BEGIN MATERIAL SHOWN
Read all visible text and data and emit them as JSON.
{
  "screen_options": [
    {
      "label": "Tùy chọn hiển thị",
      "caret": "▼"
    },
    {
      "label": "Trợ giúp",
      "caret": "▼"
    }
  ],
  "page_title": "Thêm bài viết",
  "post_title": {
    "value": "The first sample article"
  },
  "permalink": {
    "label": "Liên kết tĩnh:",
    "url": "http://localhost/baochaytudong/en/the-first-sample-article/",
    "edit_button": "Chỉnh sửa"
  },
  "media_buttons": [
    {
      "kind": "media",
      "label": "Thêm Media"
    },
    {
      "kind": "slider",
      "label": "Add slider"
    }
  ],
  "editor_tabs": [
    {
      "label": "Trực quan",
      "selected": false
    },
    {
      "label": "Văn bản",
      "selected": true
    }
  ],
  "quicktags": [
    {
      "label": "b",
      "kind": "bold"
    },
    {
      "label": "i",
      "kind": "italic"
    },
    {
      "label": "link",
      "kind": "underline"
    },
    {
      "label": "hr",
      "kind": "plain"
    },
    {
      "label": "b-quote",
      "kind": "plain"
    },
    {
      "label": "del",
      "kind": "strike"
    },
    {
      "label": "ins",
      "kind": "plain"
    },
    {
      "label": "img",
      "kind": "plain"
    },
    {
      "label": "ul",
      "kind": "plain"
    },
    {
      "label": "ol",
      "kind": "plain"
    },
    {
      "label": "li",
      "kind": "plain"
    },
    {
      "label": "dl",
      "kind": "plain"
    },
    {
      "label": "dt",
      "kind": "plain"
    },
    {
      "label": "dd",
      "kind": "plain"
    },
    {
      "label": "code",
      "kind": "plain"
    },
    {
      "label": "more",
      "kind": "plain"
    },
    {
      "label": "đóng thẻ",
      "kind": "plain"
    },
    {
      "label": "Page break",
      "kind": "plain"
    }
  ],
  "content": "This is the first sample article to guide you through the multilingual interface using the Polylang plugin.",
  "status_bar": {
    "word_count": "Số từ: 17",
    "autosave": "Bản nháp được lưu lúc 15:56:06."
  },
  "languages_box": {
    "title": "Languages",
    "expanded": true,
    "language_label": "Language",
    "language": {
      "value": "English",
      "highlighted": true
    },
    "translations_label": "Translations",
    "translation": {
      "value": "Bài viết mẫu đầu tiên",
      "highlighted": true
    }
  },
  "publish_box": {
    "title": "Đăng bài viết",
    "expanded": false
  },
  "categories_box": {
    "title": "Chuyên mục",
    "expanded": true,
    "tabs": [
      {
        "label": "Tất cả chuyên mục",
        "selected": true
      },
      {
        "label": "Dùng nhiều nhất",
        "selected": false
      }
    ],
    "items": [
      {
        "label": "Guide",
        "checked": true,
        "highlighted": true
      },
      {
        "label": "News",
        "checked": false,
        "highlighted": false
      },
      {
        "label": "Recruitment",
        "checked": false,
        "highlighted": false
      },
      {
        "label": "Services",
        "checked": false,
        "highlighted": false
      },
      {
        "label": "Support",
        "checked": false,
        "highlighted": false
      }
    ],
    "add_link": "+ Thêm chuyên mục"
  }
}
END MATERIAL SHOWN
__EXERCISE BRIEF__. Hand back the material above in full, exactly as written.

__OUTPUT OF THE TASK__.
Read all visible text and data and emit them as JSON.
{
  "screen_options": [
    {
      "label": "Tùy chọn hiển thị",
      "caret": "▼"
    },
    {
      "label": "Trợ giúp",
      "caret": "▼"
    }
  ],
  "page_title": "Thêm bài viết",
  "post_title": {
    "value": "The first sample article"
  },
  "permalink": {
    "label": "Liên kết tĩnh:",
    "url": "http://localhost/baochaytudong/en/the-first-sample-article/",
    "edit_button": "Chỉnh sửa"
  },
  "media_buttons": [
    {
      "kind": "media",
      "label": "Thêm Media"
    },
    {
      "kind": "slider",
      "label": "Add slider"
    }
  ],
  "editor_tabs": [
    {
      "label": "Trực quan",
      "selected": false
    },
    {
      "label": "Văn bản",
      "selected": true
    }
  ],
  "quicktags": [
    {
      "label": "b",
      "kind": "bold"
    },
    {
      "label": "i",
      "kind": "italic"
    },
    {
      "label": "link",
      "kind": "underline"
    },
    {
      "label": "hr",
      "kind": "plain"
    },
    {
      "label": "b-quote",
      "kind": "plain"
    },
    {
      "label": "del",
      "kind": "strike"
    },
    {
      "label": "ins",
      "kind": "plain"
    },
    {
      "label": "img",
      "kind": "plain"
    },
    {
      "label": "ul",
      "kind": "plain"
    },
    {
      "label": "ol",
      "kind": "plain"
    },
    {
      "label": "li",
      "kind": "plain"
    },
    {
      "label": "dl",
      "kind": "plain"
    },
    {
      "label": "dt",
      "kind": "plain"
    },
    {
      "label": "dd",
      "kind": "plain"
    },
    {
      "label": "code",
      "kind": "plain"
    },
    {
      "label": "more",
      "kind": "plain"
    },
    {
      "label": "đóng thẻ",
      "kind": "plain"
    },
    {
      "label": "Page break",
      "kind": "plain"
    }
  ],
  "content": "This is the first sample article to guide you through the multilingual interface using the Polylang plugin.",
  "status_bar": {
    "word_count": "Số từ: 17",
    "autosave": "Bản nháp được lưu lúc 15:56:06."
  },
  "languages_box": {
    "title": "Languages",
    "expanded": true,
    "language_label": "Language",
    "language": {
      "value": "English",
      "highlighted": true
    },
    "translations_label": "Translations",
    "translation": {
      "value": "Bài viết mẫu đầu tiên",
      "highlighted": true
    }
  },
  "publish_box": {
    "title": "Đăng bài viết",
    "expanded": false
  },
  "categories_box": {
    "title": "Chuyên mục",
    "expanded": true,
    "tabs": [
      {
        "label": "Tất cả chuyên mục",
        "selected": true
      },
      {
        "label": "Dùng nhiều nhất",
        "selected": false
      }
    ],
    "items": [
      {
        "label": "Guide",
        "checked": true,
        "highlighted": true
      },
      {
        "label": "News",
        "checked": false,
        "highlighted": false
      },
      {
        "label": "Recruitment",
        "checked": false,
        "highlighted": false
      },
      {
        "label": "Services",
        "checked": false,
        "highlighted": false
      },
      {
        "label": "Support",
        "checked": false,
        "highlighted": false
      }
    ],
    "add_link": "+ Thêm chuyên mục"
  }
}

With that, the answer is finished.